-- start DATA FOR PROCESSING --

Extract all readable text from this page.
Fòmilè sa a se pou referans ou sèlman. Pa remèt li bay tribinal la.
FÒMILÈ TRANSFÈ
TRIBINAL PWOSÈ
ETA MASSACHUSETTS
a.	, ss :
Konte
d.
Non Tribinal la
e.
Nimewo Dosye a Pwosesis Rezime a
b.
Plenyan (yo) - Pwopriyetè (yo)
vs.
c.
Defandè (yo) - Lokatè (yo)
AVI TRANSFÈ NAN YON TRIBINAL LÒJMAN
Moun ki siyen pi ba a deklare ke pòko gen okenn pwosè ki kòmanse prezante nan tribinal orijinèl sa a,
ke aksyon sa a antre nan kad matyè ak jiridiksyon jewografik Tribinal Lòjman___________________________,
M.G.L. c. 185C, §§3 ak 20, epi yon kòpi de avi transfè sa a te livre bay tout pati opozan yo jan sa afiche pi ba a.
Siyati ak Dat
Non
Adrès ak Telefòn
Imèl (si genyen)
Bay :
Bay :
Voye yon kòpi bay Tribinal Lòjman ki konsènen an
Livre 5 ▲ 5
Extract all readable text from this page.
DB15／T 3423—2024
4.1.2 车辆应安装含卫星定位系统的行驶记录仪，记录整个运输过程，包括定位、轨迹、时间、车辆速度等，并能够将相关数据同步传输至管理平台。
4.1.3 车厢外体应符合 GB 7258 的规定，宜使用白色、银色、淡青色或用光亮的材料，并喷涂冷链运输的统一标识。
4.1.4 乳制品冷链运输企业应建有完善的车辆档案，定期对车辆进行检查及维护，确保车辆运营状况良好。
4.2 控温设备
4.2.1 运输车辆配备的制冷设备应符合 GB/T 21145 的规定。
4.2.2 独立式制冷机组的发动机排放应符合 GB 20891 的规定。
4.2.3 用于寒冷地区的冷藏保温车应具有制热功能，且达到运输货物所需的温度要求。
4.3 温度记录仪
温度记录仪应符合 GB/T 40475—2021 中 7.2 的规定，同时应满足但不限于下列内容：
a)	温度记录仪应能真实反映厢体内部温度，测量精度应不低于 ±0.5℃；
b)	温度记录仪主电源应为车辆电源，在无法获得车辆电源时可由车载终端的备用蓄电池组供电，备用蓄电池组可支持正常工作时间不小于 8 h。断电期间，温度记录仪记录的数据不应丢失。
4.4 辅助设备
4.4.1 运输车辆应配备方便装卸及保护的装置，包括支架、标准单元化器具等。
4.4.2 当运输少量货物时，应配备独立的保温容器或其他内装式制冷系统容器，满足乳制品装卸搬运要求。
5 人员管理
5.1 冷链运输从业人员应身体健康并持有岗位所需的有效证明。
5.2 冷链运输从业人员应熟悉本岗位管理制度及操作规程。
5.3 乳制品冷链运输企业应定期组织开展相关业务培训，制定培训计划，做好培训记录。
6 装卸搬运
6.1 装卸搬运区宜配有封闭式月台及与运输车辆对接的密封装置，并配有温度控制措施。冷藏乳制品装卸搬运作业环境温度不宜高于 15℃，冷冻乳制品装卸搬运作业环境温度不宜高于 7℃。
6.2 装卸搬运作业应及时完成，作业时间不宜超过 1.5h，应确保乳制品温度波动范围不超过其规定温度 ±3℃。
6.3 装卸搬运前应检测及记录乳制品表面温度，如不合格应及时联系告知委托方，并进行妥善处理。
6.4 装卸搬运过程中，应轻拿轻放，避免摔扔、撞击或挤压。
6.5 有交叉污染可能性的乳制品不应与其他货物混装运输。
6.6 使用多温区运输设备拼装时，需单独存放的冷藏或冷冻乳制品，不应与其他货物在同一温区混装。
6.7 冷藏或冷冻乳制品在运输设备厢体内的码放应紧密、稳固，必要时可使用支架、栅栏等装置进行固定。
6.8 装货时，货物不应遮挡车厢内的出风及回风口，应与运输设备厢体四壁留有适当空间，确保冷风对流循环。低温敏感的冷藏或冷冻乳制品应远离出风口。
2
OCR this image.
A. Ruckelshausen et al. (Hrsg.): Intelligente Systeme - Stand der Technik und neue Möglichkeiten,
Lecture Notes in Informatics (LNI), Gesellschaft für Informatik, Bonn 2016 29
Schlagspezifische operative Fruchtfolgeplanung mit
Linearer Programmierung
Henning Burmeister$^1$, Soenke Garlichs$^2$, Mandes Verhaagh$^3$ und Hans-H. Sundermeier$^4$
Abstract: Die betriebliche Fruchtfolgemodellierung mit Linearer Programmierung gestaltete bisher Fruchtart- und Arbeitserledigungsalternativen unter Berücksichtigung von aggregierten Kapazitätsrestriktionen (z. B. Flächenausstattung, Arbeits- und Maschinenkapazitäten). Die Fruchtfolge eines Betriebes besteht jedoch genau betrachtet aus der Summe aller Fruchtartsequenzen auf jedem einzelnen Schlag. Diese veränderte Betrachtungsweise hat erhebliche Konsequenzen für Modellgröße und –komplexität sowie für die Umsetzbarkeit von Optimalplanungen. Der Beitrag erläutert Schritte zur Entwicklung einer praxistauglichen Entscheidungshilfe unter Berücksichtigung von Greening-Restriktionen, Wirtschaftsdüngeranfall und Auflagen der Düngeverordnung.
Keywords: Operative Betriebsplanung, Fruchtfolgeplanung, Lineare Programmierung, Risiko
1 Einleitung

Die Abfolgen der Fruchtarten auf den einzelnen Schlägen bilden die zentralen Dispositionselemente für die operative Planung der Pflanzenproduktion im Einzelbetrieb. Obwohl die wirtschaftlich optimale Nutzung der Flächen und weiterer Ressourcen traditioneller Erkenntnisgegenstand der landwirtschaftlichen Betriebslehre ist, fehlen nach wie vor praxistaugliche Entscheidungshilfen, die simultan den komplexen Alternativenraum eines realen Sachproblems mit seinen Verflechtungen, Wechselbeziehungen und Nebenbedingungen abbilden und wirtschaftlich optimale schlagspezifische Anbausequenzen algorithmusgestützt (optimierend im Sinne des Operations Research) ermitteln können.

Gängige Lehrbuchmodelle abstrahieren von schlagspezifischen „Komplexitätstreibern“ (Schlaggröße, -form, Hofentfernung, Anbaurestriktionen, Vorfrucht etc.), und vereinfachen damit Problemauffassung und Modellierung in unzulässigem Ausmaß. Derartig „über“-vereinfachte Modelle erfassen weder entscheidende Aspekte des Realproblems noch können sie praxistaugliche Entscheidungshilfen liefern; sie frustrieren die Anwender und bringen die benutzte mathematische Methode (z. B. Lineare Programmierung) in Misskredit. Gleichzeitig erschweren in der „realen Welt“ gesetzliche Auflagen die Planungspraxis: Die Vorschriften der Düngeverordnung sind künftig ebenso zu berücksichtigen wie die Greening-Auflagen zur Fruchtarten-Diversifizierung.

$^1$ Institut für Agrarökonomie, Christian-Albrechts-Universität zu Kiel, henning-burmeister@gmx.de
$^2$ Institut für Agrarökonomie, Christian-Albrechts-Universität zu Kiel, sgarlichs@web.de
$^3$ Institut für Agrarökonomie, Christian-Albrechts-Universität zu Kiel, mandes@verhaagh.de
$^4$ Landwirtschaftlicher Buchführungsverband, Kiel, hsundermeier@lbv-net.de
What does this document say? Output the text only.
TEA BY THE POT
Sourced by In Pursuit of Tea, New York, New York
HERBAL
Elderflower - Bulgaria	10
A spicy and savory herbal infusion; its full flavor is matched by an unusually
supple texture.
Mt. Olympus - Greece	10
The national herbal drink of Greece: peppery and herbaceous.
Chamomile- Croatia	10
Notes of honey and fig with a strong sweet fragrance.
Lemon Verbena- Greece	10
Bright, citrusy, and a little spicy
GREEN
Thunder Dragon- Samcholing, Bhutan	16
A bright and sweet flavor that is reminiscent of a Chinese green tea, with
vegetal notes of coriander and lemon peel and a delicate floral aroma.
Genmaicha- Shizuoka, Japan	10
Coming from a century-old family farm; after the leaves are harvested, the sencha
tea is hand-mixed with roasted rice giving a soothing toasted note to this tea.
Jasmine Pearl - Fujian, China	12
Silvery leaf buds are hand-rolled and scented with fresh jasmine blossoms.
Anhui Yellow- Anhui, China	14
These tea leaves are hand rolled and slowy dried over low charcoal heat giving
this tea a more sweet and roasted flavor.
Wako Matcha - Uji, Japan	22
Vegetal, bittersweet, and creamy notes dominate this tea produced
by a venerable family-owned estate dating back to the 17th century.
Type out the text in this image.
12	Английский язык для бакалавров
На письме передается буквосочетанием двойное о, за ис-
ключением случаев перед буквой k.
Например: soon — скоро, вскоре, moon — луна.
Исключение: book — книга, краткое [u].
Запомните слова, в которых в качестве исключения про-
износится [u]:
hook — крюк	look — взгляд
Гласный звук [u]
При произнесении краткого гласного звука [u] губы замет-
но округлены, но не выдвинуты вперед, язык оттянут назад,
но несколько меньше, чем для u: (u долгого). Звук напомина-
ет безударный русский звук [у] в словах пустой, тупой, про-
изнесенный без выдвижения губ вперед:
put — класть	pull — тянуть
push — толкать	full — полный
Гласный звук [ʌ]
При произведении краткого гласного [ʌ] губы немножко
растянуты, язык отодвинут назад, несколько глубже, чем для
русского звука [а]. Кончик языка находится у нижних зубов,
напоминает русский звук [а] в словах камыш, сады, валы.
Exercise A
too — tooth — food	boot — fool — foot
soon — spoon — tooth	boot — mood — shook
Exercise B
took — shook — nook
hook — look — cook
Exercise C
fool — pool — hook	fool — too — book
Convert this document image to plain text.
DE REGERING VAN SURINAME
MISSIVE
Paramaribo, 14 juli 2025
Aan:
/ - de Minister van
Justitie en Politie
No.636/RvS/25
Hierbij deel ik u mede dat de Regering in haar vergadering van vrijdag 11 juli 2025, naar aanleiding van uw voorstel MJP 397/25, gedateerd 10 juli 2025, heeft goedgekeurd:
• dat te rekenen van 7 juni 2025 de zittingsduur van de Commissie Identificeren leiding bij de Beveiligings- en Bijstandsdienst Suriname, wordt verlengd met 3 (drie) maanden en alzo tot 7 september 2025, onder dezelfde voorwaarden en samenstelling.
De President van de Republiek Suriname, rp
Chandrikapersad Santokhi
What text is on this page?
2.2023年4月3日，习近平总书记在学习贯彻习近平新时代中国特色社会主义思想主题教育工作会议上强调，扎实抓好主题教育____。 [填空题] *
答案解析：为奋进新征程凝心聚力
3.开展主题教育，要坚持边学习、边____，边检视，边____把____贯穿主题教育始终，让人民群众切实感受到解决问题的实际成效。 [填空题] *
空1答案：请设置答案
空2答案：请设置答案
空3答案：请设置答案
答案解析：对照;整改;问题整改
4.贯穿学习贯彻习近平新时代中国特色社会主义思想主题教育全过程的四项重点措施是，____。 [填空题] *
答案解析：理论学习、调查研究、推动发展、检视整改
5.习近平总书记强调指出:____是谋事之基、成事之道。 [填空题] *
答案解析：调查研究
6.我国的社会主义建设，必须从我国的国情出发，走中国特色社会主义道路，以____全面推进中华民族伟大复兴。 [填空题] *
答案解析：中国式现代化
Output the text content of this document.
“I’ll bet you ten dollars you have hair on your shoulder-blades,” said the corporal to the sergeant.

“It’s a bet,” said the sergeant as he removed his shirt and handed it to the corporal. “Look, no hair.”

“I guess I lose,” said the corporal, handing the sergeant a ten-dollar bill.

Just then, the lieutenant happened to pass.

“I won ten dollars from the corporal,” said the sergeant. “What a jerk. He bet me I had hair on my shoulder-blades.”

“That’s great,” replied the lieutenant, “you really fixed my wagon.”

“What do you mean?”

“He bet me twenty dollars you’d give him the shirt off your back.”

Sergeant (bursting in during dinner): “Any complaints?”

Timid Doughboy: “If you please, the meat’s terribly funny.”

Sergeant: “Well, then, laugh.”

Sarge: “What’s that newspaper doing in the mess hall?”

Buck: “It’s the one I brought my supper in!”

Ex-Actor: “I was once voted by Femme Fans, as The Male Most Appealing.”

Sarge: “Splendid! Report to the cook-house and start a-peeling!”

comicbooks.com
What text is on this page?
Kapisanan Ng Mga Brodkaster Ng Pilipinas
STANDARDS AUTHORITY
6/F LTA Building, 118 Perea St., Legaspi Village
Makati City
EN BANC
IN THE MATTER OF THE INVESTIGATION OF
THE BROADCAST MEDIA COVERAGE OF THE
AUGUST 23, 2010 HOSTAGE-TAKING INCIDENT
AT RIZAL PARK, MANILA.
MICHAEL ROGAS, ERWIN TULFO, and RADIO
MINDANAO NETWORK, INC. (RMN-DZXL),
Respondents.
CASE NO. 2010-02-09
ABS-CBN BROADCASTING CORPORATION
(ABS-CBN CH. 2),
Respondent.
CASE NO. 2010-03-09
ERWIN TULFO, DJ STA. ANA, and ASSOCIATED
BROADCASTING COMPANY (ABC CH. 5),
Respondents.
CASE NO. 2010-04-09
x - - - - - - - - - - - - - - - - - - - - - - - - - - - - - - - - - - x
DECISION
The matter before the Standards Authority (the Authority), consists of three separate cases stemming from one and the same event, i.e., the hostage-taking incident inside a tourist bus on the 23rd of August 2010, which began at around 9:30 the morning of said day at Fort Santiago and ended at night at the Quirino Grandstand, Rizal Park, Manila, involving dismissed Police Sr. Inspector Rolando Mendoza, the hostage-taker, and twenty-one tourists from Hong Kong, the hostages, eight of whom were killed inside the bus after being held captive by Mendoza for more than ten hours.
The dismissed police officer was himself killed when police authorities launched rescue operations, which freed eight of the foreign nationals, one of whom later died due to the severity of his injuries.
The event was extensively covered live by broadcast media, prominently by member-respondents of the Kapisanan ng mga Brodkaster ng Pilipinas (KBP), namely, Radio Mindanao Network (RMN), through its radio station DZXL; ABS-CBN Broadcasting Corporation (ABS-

-- end DATA FOR PROCESSING --

WORK TO DO → Locate each line with the word "shirt" and copy it.

ANSWER FOR THE TASK →
“It’s a bet,” said the sergeant as he removed his shirt and handed it to the corporal. “Look, no hair.”
“He bet me twenty dollars you’d give him the shirt off your back.”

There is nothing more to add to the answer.